-- start Raw data --
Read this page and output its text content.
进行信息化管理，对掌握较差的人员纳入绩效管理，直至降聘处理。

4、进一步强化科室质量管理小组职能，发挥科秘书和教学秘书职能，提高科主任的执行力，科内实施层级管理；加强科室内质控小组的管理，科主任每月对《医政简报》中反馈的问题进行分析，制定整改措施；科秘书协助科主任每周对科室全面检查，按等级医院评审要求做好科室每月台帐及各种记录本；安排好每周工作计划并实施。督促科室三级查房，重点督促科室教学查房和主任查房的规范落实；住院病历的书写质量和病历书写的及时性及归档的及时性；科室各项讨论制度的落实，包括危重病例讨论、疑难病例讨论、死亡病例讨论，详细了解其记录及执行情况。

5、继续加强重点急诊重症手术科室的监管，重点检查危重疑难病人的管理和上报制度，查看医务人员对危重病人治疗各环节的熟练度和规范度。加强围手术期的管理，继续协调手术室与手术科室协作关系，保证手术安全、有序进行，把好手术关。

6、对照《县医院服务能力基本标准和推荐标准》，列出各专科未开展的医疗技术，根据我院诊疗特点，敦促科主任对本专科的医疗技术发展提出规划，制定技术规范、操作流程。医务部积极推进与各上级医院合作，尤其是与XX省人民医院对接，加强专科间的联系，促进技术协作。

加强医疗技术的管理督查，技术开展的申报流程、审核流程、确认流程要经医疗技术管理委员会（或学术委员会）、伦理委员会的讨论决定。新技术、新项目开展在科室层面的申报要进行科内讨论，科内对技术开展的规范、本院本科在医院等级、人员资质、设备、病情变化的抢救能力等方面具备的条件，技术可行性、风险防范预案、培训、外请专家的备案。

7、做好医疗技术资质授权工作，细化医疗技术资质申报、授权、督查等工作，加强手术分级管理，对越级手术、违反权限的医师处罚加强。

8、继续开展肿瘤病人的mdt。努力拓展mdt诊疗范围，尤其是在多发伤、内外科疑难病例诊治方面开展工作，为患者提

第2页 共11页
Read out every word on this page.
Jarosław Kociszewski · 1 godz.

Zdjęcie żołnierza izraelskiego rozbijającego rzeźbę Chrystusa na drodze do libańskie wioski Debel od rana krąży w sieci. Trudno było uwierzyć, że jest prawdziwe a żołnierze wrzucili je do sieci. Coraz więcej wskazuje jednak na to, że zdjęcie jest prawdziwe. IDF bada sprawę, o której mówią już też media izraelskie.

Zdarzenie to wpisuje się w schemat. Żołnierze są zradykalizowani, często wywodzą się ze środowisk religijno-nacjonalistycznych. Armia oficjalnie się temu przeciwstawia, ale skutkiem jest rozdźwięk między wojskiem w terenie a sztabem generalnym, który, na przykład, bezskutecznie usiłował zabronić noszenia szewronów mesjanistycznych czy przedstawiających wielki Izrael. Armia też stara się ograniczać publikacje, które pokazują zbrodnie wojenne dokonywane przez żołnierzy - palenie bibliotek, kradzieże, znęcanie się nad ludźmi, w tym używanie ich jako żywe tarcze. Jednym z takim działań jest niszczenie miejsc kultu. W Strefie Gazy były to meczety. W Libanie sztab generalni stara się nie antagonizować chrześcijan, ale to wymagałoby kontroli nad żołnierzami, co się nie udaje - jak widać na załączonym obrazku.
-- end Raw data --
| Instructions to follow |
Each line of the material above must be retyped precisely.

| Correct result |
Read this page and output its text content.
进行信息化管理，对掌握较差的人员纳入绩效管理，直至降聘处理。

4、进一步强化科室质量管理小组职能，发挥科秘书和教学秘书职能，提高科主任的执行力，科内实施层级管理；加强科室内质控小组的管理，科主任每月对《医政简报》中反馈的问题进行分析，制定整改措施；科秘书协助科主任每周对科室全面检查，按等级医院评审要求做好科室每月台帐及各种记录本；安排好每周工作计划并实施。督促科室三级查房，重点督促科室教学查房和主任查房的规范落实；住院病历的书写质量和病历书写的及时性及归档的及时性；科室各项讨论制度的落实，包括危重病例讨论、疑难病例讨论、死亡病例讨论，详细了解其记录及执行情况。

5、继续加强重点急诊重症手术科室的监管，重点检查危重疑难病人的管理和上报制度，查看医务人员对危重病人治疗各环节的熟练度和规范度。加强围手术期的管理，继续协调手术室与手术科室协作关系，保证手术安全、有序进行，把好手术关。

6、对照《县医院服务能力基本标准和推荐标准》，列出各专科未开展的医疗技术，根据我院诊疗特点，敦促科主任对本专科的医疗技术发展提出规划，制定技术规范、操作流程。医务部积极推进与各上级医院合作，尤其是与XX省人民医院对接，加强专科间的联系，促进技术协作。

加强医疗技术的管理督查，技术开展的申报流程、审核流程、确认流程要经医疗技术管理委员会（或学术委员会）、伦理委员会的讨论决定。新技术、新项目开展在科室层面的申报要进行科内讨论，科内对技术开展的规范、本院本科在医院等级、人员资质、设备、病情变化的抢救能力等方面具备的条件，技术可行性、风险防范预案、培训、外请专家的备案。

7、做好医疗技术资质授权工作，细化医疗技术资质申报、授权、督查等工作，加强手术分级管理，对越级手术、违反权限的医师处罚加强。

8、继续开展肿瘤病人的mdt。努力拓展mdt诊疗范围，尤其是在多发伤、内外科疑难病例诊治方面开展工作，为患者提

第2页 共11页
Read out every word on this page.
Jarosław Kociszewski · 1 godz.

Zdjęcie żołnierza izraelskiego rozbijającego rzeźbę Chrystusa na drodze do libańskie wioski Debel od rana krąży w sieci. Trudno było uwierzyć, że jest prawdziwe a żołnierze wrzucili je do sieci. Coraz więcej wskazuje jednak na to, że zdjęcie jest prawdziwe. IDF bada sprawę, o której mówią już też media izraelskie.

Zdarzenie to wpisuje się w schemat. Żołnierze są zradykalizowani, często wywodzą się ze środowisk religijno-nacjonalistycznych. Armia oficjalnie się temu przeciwstawia, ale skutkiem jest rozdźwięk między wojskiem w terenie a sztabem generalnym, który, na przykład, bezskutecznie usiłował zabronić noszenia szewronów mesjanistycznych czy przedstawiających wielki Izrael. Armia też stara się ograniczać publikacje, które pokazują zbrodnie wojenne dokonywane przez żołnierzy - palenie bibliotek, kradzieże, znęcanie się nad ludźmi, w tym używanie ich jako żywe tarcze. Jednym z takim działań jest niszczenie miejsc kultu. W Strefie Gazy były to meczety. W Libanie sztab generalni stara się nie antagonizować chrześcijan, ale to wymagałoby kontroli nad żołnierzami, co się nie udaje - jak widać na załączonym obrazku.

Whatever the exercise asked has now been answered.